Data records:
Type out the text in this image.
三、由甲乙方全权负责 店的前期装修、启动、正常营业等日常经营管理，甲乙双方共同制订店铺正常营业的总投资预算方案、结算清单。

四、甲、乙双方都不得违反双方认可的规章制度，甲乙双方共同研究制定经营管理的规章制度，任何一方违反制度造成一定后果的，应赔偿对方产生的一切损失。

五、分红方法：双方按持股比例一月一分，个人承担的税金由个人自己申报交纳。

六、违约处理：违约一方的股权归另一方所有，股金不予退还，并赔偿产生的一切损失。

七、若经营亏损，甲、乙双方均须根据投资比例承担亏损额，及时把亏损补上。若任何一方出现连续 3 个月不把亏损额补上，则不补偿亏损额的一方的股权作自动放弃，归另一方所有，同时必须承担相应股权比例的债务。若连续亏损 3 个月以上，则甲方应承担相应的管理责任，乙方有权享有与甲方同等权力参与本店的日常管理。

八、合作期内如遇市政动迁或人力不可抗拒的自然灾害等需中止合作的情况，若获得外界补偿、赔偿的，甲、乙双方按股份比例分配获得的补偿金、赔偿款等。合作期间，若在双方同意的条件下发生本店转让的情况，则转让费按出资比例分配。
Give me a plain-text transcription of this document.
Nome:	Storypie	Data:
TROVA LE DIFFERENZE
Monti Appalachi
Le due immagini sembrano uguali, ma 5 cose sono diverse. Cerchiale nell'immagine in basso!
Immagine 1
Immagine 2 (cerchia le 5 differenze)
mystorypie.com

Stated problem >>
Write out the entries above word for word.

Exercise solution >>
Type out the text in this image.
三、由甲乙方全权负责 店的前期装修、启动、正常营业等日常经营管理，甲乙双方共同制订店铺正常营业的总投资预算方案、结算清单。

四、甲、乙双方都不得违反双方认可的规章制度，甲乙双方共同研究制定经营管理的规章制度，任何一方违反制度造成一定后果的，应赔偿对方产生的一切损失。

五、分红方法：双方按持股比例一月一分，个人承担的税金由个人自己申报交纳。

六、违约处理：违约一方的股权归另一方所有，股金不予退还，并赔偿产生的一切损失。

七、若经营亏损，甲、乙双方均须根据投资比例承担亏损额，及时把亏损补上。若任何一方出现连续 3 个月不把亏损额补上，则不补偿亏损额的一方的股权作自动放弃，归另一方所有，同时必须承担相应股权比例的债务。若连续亏损 3 个月以上，则甲方应承担相应的管理责任，乙方有权享有与甲方同等权力参与本店的日常管理。

八、合作期内如遇市政动迁或人力不可抗拒的自然灾害等需中止合作的情况，若获得外界补偿、赔偿的，甲、乙双方按股份比例分配获得的补偿金、赔偿款等。合作期间，若在双方同意的条件下发生本店转让的情况，则转让费按出资比例分配。
Give me a plain-text transcription of this document.
Nome:	Storypie	Data:
TROVA LE DIFFERENZE
Monti Appalachi
Le due immagini sembrano uguali, ma 5 cose sono diverse. Cerchiale nell'immagine in basso!
Immagine 1
Immagine 2 (cerchia le 5 differenze)
mystorypie.com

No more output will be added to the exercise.